(Entries taken from a collection):
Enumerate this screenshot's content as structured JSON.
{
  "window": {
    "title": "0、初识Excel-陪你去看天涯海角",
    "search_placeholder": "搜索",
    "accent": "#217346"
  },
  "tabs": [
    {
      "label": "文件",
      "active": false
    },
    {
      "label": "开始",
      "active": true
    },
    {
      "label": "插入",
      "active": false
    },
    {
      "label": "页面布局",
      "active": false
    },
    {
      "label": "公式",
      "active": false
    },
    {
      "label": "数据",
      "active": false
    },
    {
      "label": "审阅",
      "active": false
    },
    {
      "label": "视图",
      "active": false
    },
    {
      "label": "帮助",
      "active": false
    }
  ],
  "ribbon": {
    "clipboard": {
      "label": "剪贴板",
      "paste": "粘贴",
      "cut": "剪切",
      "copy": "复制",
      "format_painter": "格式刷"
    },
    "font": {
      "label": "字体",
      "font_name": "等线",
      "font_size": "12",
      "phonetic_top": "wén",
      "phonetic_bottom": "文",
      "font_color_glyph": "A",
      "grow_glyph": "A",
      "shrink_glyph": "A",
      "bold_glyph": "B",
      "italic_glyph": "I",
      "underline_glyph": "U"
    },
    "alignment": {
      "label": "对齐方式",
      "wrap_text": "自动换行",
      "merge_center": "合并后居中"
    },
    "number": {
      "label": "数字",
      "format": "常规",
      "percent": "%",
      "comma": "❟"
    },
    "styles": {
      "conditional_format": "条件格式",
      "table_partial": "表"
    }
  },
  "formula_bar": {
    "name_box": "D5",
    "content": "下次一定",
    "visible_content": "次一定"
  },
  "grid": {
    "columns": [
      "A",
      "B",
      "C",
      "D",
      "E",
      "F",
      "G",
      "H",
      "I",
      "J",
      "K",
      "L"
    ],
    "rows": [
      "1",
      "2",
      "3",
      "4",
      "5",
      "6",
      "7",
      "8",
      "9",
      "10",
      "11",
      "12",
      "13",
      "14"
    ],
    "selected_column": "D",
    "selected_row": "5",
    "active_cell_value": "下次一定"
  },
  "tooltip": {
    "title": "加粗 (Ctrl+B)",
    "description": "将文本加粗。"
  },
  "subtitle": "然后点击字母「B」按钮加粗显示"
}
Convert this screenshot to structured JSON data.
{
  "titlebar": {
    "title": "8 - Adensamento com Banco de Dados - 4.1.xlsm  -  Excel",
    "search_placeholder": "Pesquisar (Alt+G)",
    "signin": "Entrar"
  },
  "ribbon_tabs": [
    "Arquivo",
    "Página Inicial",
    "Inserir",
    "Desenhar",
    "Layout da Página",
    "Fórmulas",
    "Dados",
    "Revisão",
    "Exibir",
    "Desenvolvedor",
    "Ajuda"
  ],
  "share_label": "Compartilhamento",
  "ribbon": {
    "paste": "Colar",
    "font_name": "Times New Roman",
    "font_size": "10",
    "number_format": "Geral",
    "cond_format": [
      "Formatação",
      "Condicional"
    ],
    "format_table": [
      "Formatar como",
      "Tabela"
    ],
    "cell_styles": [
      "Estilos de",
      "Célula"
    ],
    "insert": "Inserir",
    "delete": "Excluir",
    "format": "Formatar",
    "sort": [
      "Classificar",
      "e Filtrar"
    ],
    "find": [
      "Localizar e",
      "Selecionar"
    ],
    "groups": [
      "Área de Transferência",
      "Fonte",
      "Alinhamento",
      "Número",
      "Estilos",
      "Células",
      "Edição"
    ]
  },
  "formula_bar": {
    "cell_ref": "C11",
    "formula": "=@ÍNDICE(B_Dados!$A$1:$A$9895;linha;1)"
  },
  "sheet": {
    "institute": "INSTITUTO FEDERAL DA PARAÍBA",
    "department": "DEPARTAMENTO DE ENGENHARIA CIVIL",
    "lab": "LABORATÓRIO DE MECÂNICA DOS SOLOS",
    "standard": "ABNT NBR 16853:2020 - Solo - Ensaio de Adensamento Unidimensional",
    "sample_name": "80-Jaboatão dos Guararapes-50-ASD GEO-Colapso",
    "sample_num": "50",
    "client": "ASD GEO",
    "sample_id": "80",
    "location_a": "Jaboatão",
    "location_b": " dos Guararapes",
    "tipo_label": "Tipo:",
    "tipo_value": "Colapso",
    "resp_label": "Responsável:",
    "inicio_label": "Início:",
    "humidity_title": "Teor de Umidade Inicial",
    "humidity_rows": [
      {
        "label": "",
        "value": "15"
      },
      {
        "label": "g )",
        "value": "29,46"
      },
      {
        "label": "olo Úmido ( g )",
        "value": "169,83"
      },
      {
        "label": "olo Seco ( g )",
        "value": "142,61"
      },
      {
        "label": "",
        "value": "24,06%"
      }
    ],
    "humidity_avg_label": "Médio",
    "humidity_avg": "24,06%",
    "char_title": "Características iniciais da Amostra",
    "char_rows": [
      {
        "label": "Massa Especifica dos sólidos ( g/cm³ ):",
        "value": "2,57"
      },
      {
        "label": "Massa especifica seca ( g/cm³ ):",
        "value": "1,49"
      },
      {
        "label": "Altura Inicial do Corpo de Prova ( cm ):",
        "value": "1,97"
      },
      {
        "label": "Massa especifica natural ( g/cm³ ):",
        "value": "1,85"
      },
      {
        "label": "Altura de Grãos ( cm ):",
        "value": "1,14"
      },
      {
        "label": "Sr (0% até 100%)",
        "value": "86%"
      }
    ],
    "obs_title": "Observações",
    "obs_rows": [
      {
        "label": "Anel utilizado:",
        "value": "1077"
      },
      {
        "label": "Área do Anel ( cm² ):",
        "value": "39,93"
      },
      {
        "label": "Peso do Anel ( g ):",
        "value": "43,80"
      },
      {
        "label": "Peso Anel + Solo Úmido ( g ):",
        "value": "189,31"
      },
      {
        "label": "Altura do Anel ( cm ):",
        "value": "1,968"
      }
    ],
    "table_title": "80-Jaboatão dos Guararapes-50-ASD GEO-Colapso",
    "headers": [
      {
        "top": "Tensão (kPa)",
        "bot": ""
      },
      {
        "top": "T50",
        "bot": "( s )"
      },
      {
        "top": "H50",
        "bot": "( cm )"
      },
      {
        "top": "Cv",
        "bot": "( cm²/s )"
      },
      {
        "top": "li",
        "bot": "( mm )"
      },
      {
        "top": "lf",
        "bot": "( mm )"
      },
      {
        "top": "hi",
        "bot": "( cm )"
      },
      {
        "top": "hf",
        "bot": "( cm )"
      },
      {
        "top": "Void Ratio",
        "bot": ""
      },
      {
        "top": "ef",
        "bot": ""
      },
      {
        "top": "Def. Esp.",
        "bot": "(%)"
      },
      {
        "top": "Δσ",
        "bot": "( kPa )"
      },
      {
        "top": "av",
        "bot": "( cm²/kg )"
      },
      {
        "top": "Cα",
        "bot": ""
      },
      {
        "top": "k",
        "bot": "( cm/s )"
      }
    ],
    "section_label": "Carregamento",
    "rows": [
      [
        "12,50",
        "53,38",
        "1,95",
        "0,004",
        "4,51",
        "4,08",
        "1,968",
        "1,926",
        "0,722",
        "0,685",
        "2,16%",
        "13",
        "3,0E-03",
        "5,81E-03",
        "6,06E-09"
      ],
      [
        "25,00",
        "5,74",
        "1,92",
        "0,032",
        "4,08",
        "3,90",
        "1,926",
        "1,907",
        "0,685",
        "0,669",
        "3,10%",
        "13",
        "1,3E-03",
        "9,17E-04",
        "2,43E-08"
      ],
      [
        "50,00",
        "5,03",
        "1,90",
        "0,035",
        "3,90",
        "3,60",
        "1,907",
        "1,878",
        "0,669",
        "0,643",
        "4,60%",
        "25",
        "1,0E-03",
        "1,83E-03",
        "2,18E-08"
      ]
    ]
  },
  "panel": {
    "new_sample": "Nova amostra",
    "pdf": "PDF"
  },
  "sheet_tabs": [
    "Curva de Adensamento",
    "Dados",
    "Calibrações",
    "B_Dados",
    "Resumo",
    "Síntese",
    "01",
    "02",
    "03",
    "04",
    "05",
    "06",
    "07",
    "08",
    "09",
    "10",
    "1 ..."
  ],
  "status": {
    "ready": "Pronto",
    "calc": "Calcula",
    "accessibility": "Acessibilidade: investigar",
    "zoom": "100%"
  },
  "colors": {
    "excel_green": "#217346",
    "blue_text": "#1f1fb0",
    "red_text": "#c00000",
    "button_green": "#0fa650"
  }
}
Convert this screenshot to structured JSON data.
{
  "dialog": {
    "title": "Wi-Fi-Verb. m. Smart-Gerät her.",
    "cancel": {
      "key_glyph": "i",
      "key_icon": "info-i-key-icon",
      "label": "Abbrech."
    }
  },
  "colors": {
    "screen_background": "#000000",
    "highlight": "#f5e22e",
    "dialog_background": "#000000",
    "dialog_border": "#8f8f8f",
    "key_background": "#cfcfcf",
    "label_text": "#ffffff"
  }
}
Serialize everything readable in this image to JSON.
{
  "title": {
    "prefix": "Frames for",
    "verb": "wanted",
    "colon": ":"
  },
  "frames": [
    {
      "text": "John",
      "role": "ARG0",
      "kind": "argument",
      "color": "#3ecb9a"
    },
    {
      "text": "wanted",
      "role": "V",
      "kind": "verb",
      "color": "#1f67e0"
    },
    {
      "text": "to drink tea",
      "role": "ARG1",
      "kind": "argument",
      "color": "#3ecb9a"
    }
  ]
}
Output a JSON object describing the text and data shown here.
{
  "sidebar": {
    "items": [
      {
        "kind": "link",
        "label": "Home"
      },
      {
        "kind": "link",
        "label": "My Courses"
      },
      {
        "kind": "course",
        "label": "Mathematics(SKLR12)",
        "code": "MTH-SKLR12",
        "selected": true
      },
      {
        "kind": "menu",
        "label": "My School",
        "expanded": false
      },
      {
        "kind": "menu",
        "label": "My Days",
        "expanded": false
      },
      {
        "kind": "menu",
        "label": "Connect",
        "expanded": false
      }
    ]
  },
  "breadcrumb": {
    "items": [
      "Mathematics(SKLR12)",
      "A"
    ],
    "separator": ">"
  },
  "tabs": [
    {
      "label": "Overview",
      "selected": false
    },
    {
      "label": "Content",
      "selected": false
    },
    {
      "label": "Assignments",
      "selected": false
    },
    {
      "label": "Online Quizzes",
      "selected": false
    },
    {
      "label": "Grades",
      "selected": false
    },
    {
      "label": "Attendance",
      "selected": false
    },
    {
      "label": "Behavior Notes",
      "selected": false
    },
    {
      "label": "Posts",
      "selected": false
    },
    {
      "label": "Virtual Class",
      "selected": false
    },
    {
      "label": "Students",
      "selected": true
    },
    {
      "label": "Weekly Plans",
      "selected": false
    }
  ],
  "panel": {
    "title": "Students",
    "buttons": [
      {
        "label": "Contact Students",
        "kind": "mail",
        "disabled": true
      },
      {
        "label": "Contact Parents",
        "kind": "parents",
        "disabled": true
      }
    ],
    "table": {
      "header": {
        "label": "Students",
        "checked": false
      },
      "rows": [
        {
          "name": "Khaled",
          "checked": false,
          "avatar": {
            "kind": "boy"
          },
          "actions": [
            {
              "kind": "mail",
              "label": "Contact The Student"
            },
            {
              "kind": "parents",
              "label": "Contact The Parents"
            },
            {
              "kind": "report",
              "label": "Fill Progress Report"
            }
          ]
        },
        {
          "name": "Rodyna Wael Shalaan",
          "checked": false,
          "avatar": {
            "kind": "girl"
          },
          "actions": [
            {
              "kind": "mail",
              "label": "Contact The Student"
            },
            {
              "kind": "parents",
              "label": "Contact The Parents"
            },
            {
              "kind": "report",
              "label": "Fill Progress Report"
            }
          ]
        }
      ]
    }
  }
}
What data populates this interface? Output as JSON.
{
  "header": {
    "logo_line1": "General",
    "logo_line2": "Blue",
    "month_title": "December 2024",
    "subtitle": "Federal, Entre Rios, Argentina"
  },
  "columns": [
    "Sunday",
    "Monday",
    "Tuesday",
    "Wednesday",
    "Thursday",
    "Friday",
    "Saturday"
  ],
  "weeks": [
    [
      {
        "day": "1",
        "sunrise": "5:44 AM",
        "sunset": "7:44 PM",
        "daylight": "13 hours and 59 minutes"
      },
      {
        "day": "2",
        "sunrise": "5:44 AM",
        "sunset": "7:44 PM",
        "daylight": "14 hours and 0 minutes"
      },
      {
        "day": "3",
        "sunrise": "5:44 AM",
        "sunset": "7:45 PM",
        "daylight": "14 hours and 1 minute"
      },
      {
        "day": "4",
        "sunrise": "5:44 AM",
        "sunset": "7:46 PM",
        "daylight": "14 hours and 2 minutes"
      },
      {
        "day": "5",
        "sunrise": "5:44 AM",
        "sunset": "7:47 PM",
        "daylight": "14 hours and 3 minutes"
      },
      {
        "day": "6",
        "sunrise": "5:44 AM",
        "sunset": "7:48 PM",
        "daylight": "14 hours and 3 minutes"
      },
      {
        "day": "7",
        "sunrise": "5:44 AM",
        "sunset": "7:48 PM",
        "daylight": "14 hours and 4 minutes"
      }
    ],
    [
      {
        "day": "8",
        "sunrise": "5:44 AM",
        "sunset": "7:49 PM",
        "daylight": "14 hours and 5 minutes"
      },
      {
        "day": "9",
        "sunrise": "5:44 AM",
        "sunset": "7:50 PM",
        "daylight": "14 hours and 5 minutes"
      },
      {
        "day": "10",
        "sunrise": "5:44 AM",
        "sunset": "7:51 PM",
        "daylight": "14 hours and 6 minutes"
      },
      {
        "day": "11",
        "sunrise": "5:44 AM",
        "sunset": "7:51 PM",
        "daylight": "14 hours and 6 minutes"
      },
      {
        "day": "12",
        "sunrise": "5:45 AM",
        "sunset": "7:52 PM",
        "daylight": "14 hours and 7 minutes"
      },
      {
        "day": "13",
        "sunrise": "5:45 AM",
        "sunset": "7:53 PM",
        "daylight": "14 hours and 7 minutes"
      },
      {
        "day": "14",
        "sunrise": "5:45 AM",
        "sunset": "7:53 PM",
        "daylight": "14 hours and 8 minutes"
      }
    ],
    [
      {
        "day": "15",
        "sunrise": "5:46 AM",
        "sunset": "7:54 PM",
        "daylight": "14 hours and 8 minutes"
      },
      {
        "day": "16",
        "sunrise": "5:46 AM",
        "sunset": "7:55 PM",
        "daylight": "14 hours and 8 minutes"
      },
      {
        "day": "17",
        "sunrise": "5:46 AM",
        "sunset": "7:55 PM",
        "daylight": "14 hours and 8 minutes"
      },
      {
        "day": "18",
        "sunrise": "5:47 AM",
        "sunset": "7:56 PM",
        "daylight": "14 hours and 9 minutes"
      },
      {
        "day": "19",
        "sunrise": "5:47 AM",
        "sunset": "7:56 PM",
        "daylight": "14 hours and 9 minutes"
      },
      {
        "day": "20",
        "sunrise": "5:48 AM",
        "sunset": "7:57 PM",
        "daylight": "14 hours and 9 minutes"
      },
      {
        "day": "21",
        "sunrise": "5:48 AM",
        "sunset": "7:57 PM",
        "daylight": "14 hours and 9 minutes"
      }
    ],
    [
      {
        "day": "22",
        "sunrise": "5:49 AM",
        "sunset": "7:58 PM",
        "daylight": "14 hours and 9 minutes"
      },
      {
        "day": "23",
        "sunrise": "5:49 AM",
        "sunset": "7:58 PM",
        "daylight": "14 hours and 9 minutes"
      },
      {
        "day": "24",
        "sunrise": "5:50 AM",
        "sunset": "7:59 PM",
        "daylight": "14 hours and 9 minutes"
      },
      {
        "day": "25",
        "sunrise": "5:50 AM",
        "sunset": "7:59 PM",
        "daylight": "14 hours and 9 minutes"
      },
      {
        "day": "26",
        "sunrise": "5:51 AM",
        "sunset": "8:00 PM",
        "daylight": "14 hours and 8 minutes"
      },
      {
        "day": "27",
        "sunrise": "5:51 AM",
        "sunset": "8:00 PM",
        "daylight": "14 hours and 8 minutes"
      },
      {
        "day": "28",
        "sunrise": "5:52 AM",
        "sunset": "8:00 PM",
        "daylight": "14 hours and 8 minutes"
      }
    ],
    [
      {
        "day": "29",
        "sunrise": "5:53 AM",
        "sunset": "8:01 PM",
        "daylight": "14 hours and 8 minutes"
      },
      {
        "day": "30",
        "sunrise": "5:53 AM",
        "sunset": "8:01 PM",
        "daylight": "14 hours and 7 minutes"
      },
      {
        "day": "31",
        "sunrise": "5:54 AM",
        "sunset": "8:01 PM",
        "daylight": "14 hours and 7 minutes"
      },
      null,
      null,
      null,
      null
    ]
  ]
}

(Exercise requirements): Only lines with the word "Inicial" should be collected from the material.

(Finished exercise):
    "Página Inicial",
    "humidity_title": "Teor de Umidade Inicial",
        "label": "Altura Inicial do Corpo de Prova ( cm ):",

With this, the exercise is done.